Task
Exclude the pictures and retype the entries as written.

Data lines
_ _ _

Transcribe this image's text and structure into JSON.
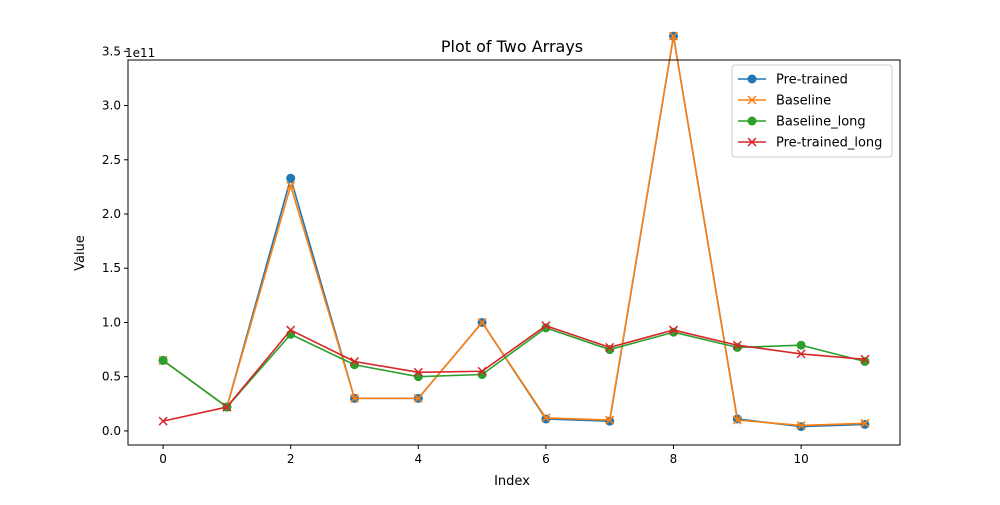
{
  "chart_data": {
    "type": "line",
    "title": "Plot of Two Arrays",
    "xlabel": "Index",
    "ylabel": "Value",
    "y_offset_label": "1e11",
    "xlim": [
      -0.55,
      11.55
    ],
    "ylim": [
      -0.13,
      3.42
    ],
    "y_unit_multiplier": 100000000000.0,
    "x": [
      0,
      1,
      2,
      3,
      4,
      5,
      6,
      7,
      8,
      9,
      10,
      11
    ],
    "x_ticks": [
      0,
      2,
      4,
      6,
      8,
      10
    ],
    "x_tick_labels": [
      "0",
      "2",
      "4",
      "6",
      "8",
      "10"
    ],
    "y_ticks": [
      0.0,
      0.5,
      1.0,
      1.5,
      2.0,
      2.5,
      3.0,
      3.5
    ],
    "y_tick_labels": [
      "0.0",
      "0.5",
      "1.0",
      "1.5",
      "2.0",
      "2.5",
      "3.0",
      "3.5"
    ],
    "grid": false,
    "legend_position": "upper-right",
    "series": [
      {
        "name": "Pre-trained",
        "color": "#1f77b4",
        "marker": "circle",
        "values": [
          0.65,
          0.22,
          2.33,
          0.3,
          0.3,
          1.0,
          0.11,
          0.09,
          3.64,
          0.11,
          0.04,
          0.06
        ]
      },
      {
        "name": "Baseline",
        "color": "#ff7f0e",
        "marker": "x",
        "values": [
          0.65,
          0.22,
          2.26,
          0.3,
          0.3,
          1.0,
          0.12,
          0.1,
          3.64,
          0.1,
          0.05,
          0.07
        ]
      },
      {
        "name": "Baseline_long",
        "color": "#2ca02c",
        "marker": "circle",
        "values": [
          0.65,
          0.22,
          0.89,
          0.61,
          0.5,
          0.52,
          0.95,
          0.75,
          0.91,
          0.77,
          0.79,
          0.64
        ]
      },
      {
        "name": "Pre-trained_long",
        "color": "#d62728",
        "marker": "x",
        "values": [
          0.09,
          0.22,
          0.93,
          0.64,
          0.54,
          0.55,
          0.97,
          0.77,
          0.93,
          0.79,
          0.71,
          0.66
        ]
      }
    ]
  }
}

_ _ _

Solution
Transcribe this image's text and structure into JSON.
{
  "chart_data": {
    "type": "line",
    "title": "Plot of Two Arrays",
    "xlabel": "Index",
    "ylabel": "Value",
    "y_offset_label": "1e11",
    "xlim": [
      -0.55,
      11.55
    ],
    "ylim": [
      -0.13,
      3.42
    ],
    "y_unit_multiplier": 100000000000.0,
    "x": [
      0,
      1,
      2,
      3,
      4,
      5,
      6,
      7,
      8,
      9,
      10,
      11
    ],
    "x_ticks": [
      0,
      2,
      4,
      6,
      8,
      10
    ],
    "x_tick_labels": [
      "0",
      "2",
      "4",
      "6",
      "8",
      "10"
    ],
    "y_ticks": [
      0.0,
      0.5,
      1.0,
      1.5,
      2.0,
      2.5,
      3.0,
      3.5
    ],
    "y_tick_labels": [
      "0.0",
      "0.5",
      "1.0",
      "1.5",
      "2.0",
      "2.5",
      "3.0",
      "3.5"
    ],
    "grid": false,
    "legend_position": "upper-right",
    "series": [
      {
        "name": "Pre-trained",
        "color": "#1f77b4",
        "marker": "circle",
        "values": [
          0.65,
          0.22,
          2.33,
          0.3,
          0.3,
          1.0,
          0.11,
          0.09,
          3.64,
          0.11,
          0.04,
          0.06
        ]
      },
      {
        "name": "Baseline",
        "color": "#ff7f0e",
        "marker": "x",
        "values": [
          0.65,
          0.22,
          2.26,
          0.3,
          0.3,
          1.0,
          0.12,
          0.1,
          3.64,
          0.1,
          0.05,
          0.07
        ]
      },
      {
        "name": "Baseline_long",
        "color": "#2ca02c",
        "marker": "circle",
        "values": [
          0.65,
          0.22,
          0.89,
          0.61,
          0.5,
          0.52,
          0.95,
          0.75,
          0.91,
          0.77,
          0.79,
          0.64
        ]
      },
      {
        "name": "Pre-trained_long",
        "color": "#d62728",
        "marker": "x",
        "values": [
          0.09,
          0.22,
          0.93,
          0.64,
          0.54,
          0.55,
          0.97,
          0.77,
          0.93,
          0.79,
          0.71,
          0.66
        ]
      }
    ]
  }
}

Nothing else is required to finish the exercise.